(OBJECTIVE):
Which lines include the word "right"? Copy each of them.

[Extracted data entries]
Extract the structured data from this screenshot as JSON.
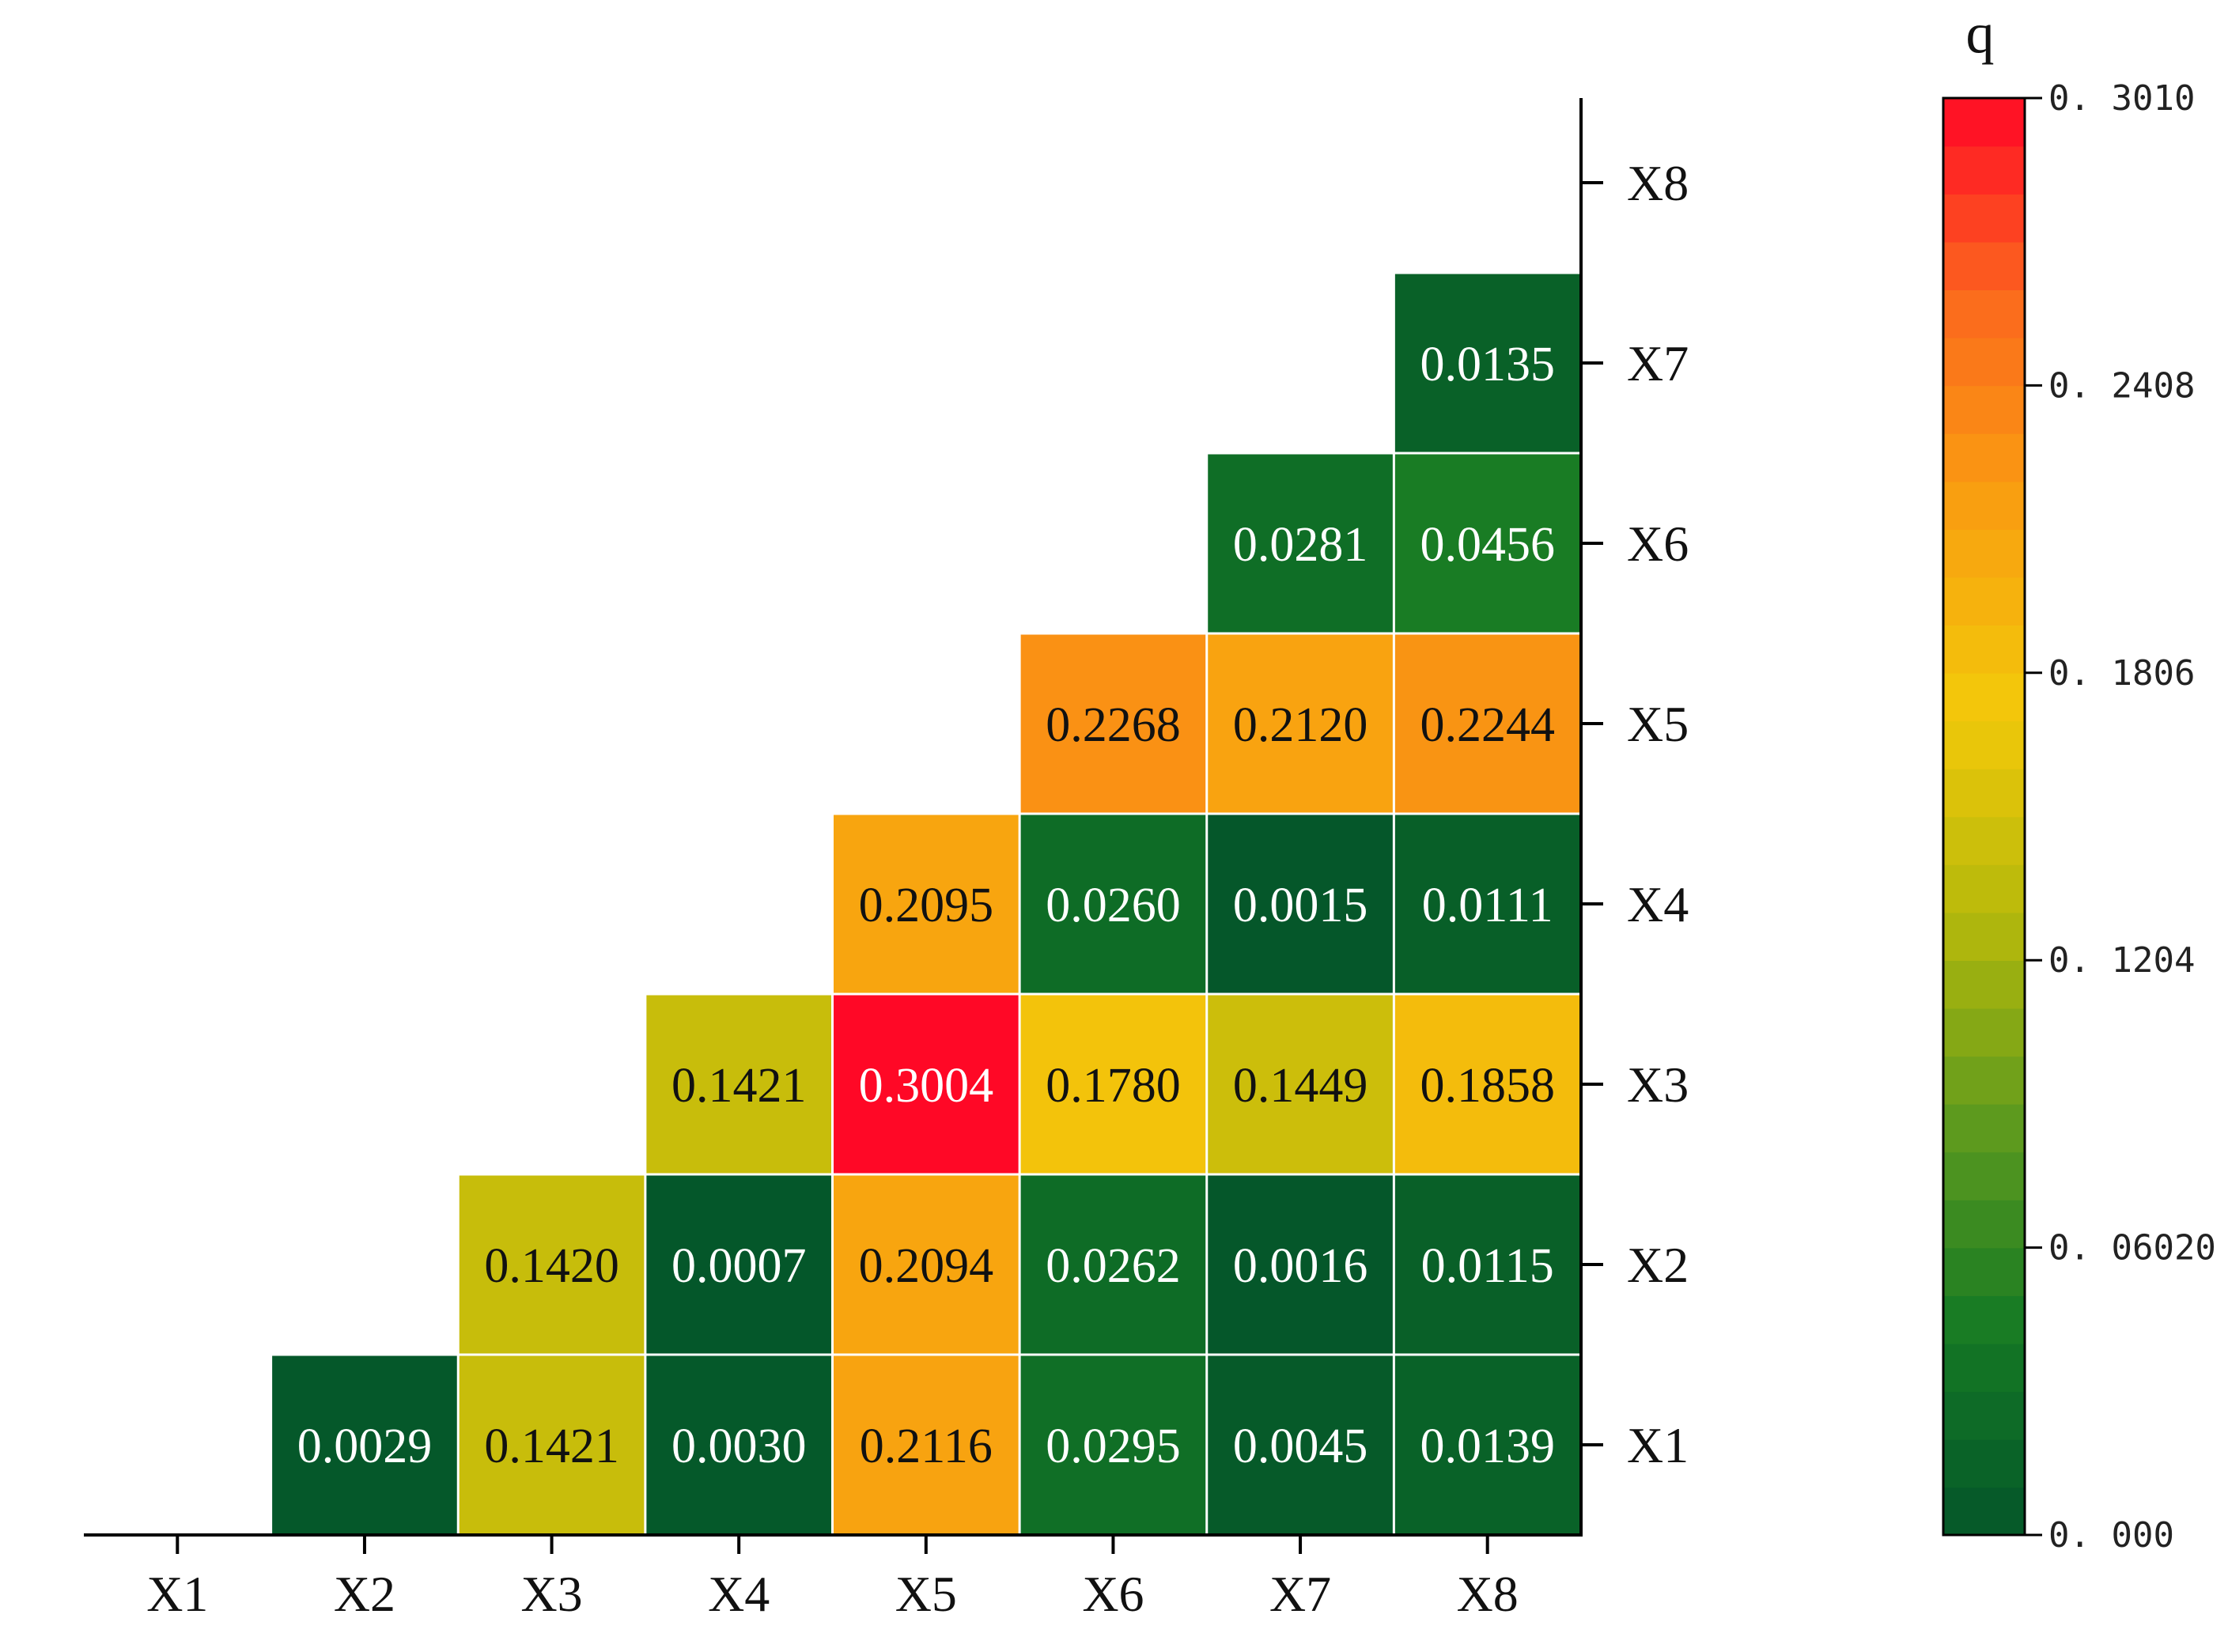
{
  "chart_data": {
    "type": "heatmap",
    "x_labels": [
      "X1",
      "X2",
      "X3",
      "X4",
      "X5",
      "X6",
      "X7",
      "X8"
    ],
    "y_labels": [
      "X1",
      "X2",
      "X3",
      "X4",
      "X5",
      "X6",
      "X7",
      "X8"
    ],
    "cells": [
      {
        "x": "X2",
        "y": "X1",
        "value": 0.0029,
        "label": "0.0029"
      },
      {
        "x": "X3",
        "y": "X1",
        "value": 0.1421,
        "label": "0.1421"
      },
      {
        "x": "X4",
        "y": "X1",
        "value": 0.003,
        "label": "0.0030"
      },
      {
        "x": "X5",
        "y": "X1",
        "value": 0.2116,
        "label": "0.2116"
      },
      {
        "x": "X6",
        "y": "X1",
        "value": 0.0295,
        "label": "0.0295"
      },
      {
        "x": "X7",
        "y": "X1",
        "value": 0.0045,
        "label": "0.0045"
      },
      {
        "x": "X8",
        "y": "X1",
        "value": 0.0139,
        "label": "0.0139"
      },
      {
        "x": "X3",
        "y": "X2",
        "value": 0.142,
        "label": "0.1420"
      },
      {
        "x": "X4",
        "y": "X2",
        "value": 0.0007,
        "label": "0.0007"
      },
      {
        "x": "X5",
        "y": "X2",
        "value": 0.2094,
        "label": "0.2094"
      },
      {
        "x": "X6",
        "y": "X2",
        "value": 0.0262,
        "label": "0.0262"
      },
      {
        "x": "X7",
        "y": "X2",
        "value": 0.0016,
        "label": "0.0016"
      },
      {
        "x": "X8",
        "y": "X2",
        "value": 0.0115,
        "label": "0.0115"
      },
      {
        "x": "X4",
        "y": "X3",
        "value": 0.1421,
        "label": "0.1421"
      },
      {
        "x": "X5",
        "y": "X3",
        "value": 0.3004,
        "label": "0.3004"
      },
      {
        "x": "X6",
        "y": "X3",
        "value": 0.178,
        "label": "0.1780"
      },
      {
        "x": "X7",
        "y": "X3",
        "value": 0.1449,
        "label": "0.1449"
      },
      {
        "x": "X8",
        "y": "X3",
        "value": 0.1858,
        "label": "0.1858"
      },
      {
        "x": "X5",
        "y": "X4",
        "value": 0.2095,
        "label": "0.2095"
      },
      {
        "x": "X6",
        "y": "X4",
        "value": 0.026,
        "label": "0.0260"
      },
      {
        "x": "X7",
        "y": "X4",
        "value": 0.0015,
        "label": "0.0015"
      },
      {
        "x": "X8",
        "y": "X4",
        "value": 0.0111,
        "label": "0.0111"
      },
      {
        "x": "X6",
        "y": "X5",
        "value": 0.2268,
        "label": "0.2268"
      },
      {
        "x": "X7",
        "y": "X5",
        "value": 0.212,
        "label": "0.2120"
      },
      {
        "x": "X8",
        "y": "X5",
        "value": 0.2244,
        "label": "0.2244"
      },
      {
        "x": "X7",
        "y": "X6",
        "value": 0.0281,
        "label": "0.0281"
      },
      {
        "x": "X8",
        "y": "X6",
        "value": 0.0456,
        "label": "0.0456"
      },
      {
        "x": "X8",
        "y": "X7",
        "value": 0.0135,
        "label": "0.0135"
      }
    ],
    "colorbar": {
      "title": "q",
      "min": 0.0,
      "max": 0.301,
      "tick_values": [
        0.301,
        0.2408,
        0.1806,
        0.1204,
        0.0602,
        0.0
      ],
      "tick_labels": [
        "0. 3010",
        "0. 2408",
        "0. 1806",
        "0. 1204",
        "0. 06020",
        "0. 000"
      ],
      "colors": [
        "#04562a",
        "#157a24",
        "#5e9b1e",
        "#b5b80b",
        "#f2c90a",
        "#f9a010",
        "#fb6a1d",
        "#ff0726"
      ]
    },
    "y_axis_position": "right",
    "grid": false,
    "legend": "colorbar-right"
  }
}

(WRITTEN ANSWER):
    "y_axis_position": "right",
    "legend": "colorbar-right"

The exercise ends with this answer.